* **Objective**
Write out all of the data without omission, exactly as shown.

* **Data section**
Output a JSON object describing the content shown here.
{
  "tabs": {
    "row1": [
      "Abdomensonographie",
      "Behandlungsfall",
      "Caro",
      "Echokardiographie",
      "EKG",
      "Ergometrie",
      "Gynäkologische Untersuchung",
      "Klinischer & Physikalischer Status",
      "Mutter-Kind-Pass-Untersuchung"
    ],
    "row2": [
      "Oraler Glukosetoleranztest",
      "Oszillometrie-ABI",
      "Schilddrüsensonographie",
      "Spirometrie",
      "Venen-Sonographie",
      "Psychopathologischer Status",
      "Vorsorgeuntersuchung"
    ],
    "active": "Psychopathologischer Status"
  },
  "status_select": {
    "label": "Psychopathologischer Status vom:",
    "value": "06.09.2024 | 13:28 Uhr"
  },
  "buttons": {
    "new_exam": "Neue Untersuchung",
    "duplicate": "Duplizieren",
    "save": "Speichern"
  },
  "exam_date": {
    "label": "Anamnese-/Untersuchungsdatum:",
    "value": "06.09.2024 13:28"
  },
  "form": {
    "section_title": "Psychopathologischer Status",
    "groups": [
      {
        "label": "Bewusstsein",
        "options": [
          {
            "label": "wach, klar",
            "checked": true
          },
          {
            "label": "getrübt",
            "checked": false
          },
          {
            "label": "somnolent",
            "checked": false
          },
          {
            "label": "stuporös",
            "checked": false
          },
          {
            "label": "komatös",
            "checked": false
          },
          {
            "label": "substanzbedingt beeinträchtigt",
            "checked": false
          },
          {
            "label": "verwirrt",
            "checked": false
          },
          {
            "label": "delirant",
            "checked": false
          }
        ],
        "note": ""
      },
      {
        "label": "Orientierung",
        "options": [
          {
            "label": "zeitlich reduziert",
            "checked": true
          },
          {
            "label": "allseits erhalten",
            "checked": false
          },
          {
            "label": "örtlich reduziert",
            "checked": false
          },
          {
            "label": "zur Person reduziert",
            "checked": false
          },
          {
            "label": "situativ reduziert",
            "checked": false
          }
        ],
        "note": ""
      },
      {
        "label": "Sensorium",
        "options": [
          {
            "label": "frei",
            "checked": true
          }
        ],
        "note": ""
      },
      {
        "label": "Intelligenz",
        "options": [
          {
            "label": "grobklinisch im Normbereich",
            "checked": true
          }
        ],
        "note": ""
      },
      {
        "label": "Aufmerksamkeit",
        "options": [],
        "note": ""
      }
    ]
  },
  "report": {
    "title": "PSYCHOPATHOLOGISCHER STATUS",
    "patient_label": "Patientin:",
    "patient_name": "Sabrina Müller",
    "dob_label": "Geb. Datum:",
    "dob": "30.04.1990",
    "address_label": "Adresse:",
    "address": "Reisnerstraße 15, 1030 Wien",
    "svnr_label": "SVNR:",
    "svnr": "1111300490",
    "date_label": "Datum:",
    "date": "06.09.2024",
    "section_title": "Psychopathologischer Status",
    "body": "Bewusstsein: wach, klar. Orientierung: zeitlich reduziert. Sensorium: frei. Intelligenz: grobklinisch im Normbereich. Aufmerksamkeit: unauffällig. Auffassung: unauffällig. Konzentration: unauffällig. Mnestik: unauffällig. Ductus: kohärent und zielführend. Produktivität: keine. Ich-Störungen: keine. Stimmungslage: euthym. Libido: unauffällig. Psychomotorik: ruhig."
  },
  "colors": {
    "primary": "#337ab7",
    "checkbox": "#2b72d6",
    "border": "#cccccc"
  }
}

* **Result of this task**
Output a JSON object describing the content shown here.
{
  "tabs": {
    "row1": [
      "Abdomensonographie",
      "Behandlungsfall",
      "Caro",
      "Echokardiographie",
      "EKG",
      "Ergometrie",
      "Gynäkologische Untersuchung",
      "Klinischer & Physikalischer Status",
      "Mutter-Kind-Pass-Untersuchung"
    ],
    "row2": [
      "Oraler Glukosetoleranztest",
      "Oszillometrie-ABI",
      "Schilddrüsensonographie",
      "Spirometrie",
      "Venen-Sonographie",
      "Psychopathologischer Status",
      "Vorsorgeuntersuchung"
    ],
    "active": "Psychopathologischer Status"
  },
  "status_select": {
    "label": "Psychopathologischer Status vom:",
    "value": "06.09.2024 | 13:28 Uhr"
  },
  "buttons": {
    "new_exam": "Neue Untersuchung",
    "duplicate": "Duplizieren",
    "save": "Speichern"
  },
  "exam_date": {
    "label": "Anamnese-/Untersuchungsdatum:",
    "value": "06.09.2024 13:28"
  },
  "form": {
    "section_title": "Psychopathologischer Status",
    "groups": [
      {
        "label": "Bewusstsein",
        "options": [
          {
            "label": "wach, klar",
            "checked": true
          },
          {
            "label": "getrübt",
            "checked": false
          },
          {
            "label": "somnolent",
            "checked": false
          },
          {
            "label": "stuporös",
            "checked": false
          },
          {
            "label": "komatös",
            "checked": false
          },
          {
            "label": "substanzbedingt beeinträchtigt",
            "checked": false
          },
          {
            "label": "verwirrt",
            "checked": false
          },
          {
            "label": "delirant",
            "checked": false
          }
        ],
        "note": ""
      },
      {
        "label": "Orientierung",
        "options": [
          {
            "label": "zeitlich reduziert",
            "checked": true
          },
          {
            "label": "allseits erhalten",
            "checked": false
          },
          {
            "label": "örtlich reduziert",
            "checked": false
          },
          {
            "label": "zur Person reduziert",
            "checked": false
          },
          {
            "label": "situativ reduziert",
            "checked": false
          }
        ],
        "note": ""
      },
      {
        "label": "Sensorium",
        "options": [
          {
            "label": "frei",
            "checked": true
          }
        ],
        "note": ""
      },
      {
        "label": "Intelligenz",
        "options": [
          {
            "label": "grobklinisch im Normbereich",
            "checked": true
          }
        ],
        "note": ""
      },
      {
        "label": "Aufmerksamkeit",
        "options": [],
        "note": ""
      }
    ]
  },
  "report": {
    "title": "PSYCHOPATHOLOGISCHER STATUS",
    "patient_label": "Patientin:",
    "patient_name": "Sabrina Müller",
    "dob_label": "Geb. Datum:",
    "dob": "30.04.1990",
    "address_label": "Adresse:",
    "address": "Reisnerstraße 15, 1030 Wien",
    "svnr_label": "SVNR:",
    "svnr": "1111300490",
    "date_label": "Datum:",
    "date": "06.09.2024",
    "section_title": "Psychopathologischer Status",
    "body": "Bewusstsein: wach, klar. Orientierung: zeitlich reduziert. Sensorium: frei. Intelligenz: grobklinisch im Normbereich. Aufmerksamkeit: unauffällig. Auffassung: unauffällig. Konzentration: unauffällig. Mnestik: unauffällig. Ductus: kohärent und zielführend. Produktivität: keine. Ich-Störungen: keine. Stimmungslage: euthym. Libido: unauffällig. Psychomotorik: ruhig."
  },
  "colors": {
    "primary": "#337ab7",
    "checkbox": "#2b72d6",
    "border": "#cccccc"
  }
}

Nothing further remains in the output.